Directions for this task:
Give the number of lines below that contain the word "cioè", and nothing else.

Entries provided:
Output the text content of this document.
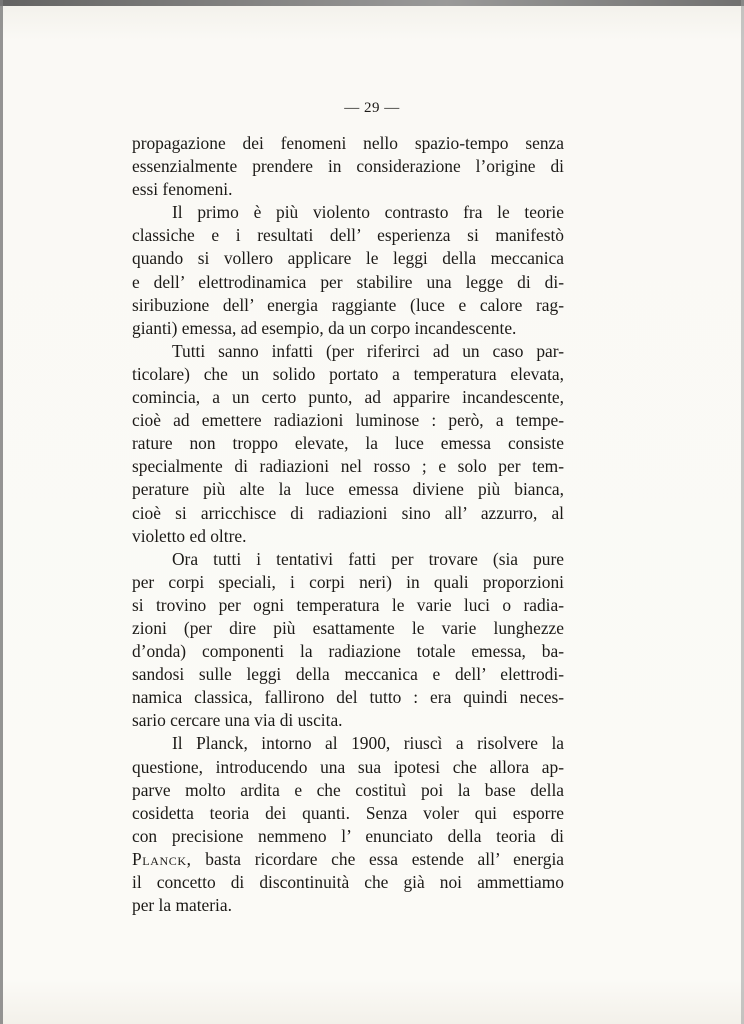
— 29 —
propagazione dei fenomeni nello spazio-tempo senza
essenzialmente prendere in considerazione l’origine di
essi fenomeni.
Il primo è più violento contrasto fra le teorie
classiche e i resultati dell’ esperienza si manifestò
quando si vollero applicare le leggi della meccanica
e dell’ elettrodinamica per stabilire una legge di di-
siribuzione dell’ energia raggiante (luce e calore rag-
gianti) emessa, ad esempio, da un corpo incandescente.
Tutti sanno infatti (per riferirci ad un caso par-
ticolare) che un solido portato a temperatura elevata,
comincia, a un certo punto, ad apparire incandescente,
cioè ad emettere radiazioni luminose : però, a tempe-
rature non troppo elevate, la luce emessa consiste
specialmente di radiazioni nel rosso ; e solo per tem-
perature più alte la luce emessa diviene più bianca,
cioè si arricchisce di radiazioni sino all’ azzurro, al
violetto ed oltre.
Ora tutti i tentativi fatti per trovare (sia pure
per corpi speciali, i corpi neri) in quali proporzioni
si trovino per ogni temperatura le varie luci o radia-
zioni (per dire più esattamente le varie lunghezze
d’onda) componenti la radiazione totale emessa, ba-
sandosi sulle leggi della meccanica e dell’ elettrodi-
namica classica, fallirono del tutto : era quindi neces-
sario cercare una via di uscita.
Il Planck, intorno al 1900, riuscì a risolvere la
questione, introducendo una sua ipotesi che allora ap-
parve molto ardita e che costituì poi la base della
cosidetta teoria dei quanti. Senza voler qui esporre
con precisione nemmeno l’ enunciato della teoria di
Planck, basta ricordare che essa estende all’ energia
il concetto di discontinuità che già noi ammettiamo
per la materia.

Final answer:
2